__EXERCISE AIM__. Identify every line containing the word "grid" and reproduce each one.
--------------------
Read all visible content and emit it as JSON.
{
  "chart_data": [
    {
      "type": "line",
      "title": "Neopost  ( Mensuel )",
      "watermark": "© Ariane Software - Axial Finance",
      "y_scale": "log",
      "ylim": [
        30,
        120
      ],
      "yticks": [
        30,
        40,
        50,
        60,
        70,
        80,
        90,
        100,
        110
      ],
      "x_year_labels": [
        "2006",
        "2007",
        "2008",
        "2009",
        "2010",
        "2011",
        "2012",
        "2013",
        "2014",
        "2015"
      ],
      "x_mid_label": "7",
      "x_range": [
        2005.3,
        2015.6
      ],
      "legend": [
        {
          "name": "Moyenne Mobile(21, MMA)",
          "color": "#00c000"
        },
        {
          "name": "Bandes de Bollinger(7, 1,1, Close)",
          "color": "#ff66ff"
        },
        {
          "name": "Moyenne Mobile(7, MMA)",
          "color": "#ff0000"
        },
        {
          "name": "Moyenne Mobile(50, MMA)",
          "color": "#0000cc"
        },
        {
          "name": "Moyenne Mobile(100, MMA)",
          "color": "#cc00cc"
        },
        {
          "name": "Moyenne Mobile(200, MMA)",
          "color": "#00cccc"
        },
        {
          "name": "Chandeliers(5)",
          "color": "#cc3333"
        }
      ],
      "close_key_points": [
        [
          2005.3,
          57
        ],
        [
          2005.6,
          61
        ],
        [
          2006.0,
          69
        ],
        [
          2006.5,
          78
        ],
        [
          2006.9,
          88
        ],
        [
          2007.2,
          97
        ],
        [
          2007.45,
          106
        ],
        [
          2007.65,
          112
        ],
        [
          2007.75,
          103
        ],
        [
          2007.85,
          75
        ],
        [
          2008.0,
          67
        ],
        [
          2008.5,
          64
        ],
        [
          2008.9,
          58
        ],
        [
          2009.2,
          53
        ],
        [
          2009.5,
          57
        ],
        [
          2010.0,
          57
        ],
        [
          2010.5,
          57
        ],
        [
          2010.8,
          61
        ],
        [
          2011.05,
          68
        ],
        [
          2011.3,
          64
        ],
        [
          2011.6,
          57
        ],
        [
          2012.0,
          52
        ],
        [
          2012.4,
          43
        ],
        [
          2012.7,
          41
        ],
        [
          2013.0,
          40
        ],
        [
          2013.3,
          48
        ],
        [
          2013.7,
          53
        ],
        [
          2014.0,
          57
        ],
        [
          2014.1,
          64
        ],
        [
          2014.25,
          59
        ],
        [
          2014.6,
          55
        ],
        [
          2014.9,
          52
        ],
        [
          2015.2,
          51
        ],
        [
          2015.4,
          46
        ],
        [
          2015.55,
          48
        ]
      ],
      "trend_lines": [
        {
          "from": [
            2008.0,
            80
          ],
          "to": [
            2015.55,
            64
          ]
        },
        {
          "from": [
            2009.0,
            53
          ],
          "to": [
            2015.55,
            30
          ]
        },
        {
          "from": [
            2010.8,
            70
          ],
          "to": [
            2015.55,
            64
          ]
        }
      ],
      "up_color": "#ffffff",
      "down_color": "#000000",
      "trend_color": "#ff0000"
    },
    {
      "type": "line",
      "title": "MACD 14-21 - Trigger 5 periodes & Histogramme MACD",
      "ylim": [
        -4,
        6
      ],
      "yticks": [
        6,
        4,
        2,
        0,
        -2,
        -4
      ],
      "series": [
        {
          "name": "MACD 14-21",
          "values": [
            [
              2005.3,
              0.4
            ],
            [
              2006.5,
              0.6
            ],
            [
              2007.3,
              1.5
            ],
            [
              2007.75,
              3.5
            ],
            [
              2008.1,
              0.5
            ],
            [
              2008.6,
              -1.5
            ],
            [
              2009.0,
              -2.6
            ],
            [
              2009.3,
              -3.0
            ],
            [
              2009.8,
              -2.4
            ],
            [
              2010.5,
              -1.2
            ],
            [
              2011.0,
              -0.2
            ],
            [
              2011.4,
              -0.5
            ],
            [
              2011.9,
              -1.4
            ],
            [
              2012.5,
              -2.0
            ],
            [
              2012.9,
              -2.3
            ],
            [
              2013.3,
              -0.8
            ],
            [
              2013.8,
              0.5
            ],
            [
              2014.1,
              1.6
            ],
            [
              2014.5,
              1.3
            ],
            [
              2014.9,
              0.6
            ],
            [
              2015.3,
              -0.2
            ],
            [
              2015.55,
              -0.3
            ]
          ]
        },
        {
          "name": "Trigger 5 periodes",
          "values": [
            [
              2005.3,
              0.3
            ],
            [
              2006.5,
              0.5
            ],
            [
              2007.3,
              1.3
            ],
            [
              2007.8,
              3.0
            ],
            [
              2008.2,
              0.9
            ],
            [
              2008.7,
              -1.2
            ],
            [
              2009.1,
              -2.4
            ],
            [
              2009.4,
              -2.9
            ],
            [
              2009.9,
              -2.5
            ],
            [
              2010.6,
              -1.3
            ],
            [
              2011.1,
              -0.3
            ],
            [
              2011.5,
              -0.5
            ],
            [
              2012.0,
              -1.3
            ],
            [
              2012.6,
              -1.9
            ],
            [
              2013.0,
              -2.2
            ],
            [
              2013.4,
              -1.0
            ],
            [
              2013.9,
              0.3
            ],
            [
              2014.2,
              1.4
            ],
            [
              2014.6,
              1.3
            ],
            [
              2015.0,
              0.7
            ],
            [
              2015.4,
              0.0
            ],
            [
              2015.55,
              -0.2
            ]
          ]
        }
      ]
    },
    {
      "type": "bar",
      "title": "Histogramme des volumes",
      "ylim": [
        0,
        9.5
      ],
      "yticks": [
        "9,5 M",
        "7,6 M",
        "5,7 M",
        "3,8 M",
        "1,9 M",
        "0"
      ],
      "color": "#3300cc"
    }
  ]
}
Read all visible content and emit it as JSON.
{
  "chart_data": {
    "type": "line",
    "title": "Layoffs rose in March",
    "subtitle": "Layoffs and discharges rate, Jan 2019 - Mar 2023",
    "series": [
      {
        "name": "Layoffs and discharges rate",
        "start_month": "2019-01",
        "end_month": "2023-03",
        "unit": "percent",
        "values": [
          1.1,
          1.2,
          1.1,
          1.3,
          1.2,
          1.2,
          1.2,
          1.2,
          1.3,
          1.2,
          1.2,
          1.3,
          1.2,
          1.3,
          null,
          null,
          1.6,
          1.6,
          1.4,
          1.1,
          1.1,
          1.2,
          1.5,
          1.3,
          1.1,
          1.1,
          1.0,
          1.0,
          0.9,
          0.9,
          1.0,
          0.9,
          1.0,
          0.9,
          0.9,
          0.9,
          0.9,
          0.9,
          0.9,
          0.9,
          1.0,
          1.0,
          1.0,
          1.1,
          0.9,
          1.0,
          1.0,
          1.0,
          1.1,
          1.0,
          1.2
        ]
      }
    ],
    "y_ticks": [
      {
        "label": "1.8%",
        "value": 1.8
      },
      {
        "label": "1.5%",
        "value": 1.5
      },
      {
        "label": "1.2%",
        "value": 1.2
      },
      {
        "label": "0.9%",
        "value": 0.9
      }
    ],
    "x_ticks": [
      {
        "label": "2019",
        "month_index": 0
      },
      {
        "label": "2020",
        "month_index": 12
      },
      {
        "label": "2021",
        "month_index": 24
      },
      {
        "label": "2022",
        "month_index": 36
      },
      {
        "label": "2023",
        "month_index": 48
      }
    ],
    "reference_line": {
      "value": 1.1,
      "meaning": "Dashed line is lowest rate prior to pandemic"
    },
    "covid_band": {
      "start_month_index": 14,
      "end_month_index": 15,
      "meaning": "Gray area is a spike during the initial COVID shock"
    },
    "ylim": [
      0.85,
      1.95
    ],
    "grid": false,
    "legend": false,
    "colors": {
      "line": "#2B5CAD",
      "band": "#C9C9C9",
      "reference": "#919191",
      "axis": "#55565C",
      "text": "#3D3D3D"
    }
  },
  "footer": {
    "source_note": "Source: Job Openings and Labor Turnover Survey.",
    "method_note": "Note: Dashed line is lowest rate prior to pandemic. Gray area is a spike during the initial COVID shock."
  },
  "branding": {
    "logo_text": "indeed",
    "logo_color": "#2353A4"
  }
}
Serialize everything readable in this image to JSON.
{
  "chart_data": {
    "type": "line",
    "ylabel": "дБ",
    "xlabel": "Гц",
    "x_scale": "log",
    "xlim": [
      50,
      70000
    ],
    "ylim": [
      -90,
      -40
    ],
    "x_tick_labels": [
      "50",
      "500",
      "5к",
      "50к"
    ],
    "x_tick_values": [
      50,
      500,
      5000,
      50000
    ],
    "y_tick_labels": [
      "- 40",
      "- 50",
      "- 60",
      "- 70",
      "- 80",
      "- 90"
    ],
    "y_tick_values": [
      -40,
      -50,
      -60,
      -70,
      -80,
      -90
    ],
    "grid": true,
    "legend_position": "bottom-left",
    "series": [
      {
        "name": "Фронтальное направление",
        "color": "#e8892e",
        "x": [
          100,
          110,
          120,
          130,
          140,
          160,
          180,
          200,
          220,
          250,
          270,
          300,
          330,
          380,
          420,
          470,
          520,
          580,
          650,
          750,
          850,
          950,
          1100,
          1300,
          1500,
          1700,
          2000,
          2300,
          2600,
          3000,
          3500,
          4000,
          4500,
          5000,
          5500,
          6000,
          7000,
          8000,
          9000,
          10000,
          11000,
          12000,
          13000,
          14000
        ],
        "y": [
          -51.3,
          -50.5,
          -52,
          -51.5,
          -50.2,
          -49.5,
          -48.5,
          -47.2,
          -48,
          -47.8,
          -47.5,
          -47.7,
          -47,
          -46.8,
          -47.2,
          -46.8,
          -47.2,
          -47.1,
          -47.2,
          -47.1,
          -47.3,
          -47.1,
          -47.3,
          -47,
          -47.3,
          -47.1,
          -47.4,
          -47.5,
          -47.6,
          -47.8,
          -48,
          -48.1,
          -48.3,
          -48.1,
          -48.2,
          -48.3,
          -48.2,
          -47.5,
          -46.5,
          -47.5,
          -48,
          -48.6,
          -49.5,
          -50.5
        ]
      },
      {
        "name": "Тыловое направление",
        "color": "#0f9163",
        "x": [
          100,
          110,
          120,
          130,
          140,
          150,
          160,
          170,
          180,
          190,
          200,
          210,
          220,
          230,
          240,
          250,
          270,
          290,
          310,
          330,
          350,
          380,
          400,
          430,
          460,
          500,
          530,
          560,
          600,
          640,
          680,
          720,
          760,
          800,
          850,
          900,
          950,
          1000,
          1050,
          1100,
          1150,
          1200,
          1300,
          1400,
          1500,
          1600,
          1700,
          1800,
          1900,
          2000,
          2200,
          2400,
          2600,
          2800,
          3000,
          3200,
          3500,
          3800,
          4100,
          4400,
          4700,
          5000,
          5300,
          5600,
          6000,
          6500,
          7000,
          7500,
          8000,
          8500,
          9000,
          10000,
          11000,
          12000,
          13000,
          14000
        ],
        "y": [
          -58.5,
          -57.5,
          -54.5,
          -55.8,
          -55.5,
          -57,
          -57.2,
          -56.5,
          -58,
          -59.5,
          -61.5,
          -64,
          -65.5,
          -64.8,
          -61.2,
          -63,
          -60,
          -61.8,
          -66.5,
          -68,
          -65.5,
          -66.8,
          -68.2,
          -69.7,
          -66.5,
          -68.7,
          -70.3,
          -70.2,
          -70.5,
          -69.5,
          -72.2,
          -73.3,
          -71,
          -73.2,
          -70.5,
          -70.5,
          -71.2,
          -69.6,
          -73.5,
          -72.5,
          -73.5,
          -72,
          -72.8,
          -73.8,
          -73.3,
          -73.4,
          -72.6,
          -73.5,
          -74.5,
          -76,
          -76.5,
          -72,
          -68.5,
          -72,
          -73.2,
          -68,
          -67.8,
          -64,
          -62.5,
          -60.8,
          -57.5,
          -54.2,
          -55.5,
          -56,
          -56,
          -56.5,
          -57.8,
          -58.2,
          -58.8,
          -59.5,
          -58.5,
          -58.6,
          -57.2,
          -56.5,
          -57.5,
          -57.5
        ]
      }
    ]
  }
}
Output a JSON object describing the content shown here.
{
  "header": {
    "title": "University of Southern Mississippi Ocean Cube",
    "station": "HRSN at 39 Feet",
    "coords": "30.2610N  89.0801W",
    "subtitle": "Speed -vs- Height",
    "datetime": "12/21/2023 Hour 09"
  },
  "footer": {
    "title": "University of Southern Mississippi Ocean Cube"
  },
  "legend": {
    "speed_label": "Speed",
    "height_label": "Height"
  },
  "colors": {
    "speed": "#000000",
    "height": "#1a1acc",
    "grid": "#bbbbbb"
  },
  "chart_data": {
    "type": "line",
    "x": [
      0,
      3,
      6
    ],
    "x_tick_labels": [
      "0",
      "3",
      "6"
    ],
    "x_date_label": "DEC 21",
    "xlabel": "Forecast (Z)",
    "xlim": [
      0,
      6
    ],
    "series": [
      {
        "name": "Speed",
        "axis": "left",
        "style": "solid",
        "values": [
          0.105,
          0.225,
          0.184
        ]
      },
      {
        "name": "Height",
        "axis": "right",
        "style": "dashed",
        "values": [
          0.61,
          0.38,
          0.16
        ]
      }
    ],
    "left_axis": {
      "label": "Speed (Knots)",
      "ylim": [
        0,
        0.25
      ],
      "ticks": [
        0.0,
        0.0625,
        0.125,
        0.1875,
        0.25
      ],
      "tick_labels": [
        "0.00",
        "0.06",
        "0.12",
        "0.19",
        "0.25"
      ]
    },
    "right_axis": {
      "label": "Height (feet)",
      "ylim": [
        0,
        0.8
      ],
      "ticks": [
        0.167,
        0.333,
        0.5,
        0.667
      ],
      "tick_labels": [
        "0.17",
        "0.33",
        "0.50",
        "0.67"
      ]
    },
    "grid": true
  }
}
--------------------
__SOLVED PROBLEM__.
    "grid": false,
    "grid": true,
    "grid": "#bbbbbb"
    "grid": true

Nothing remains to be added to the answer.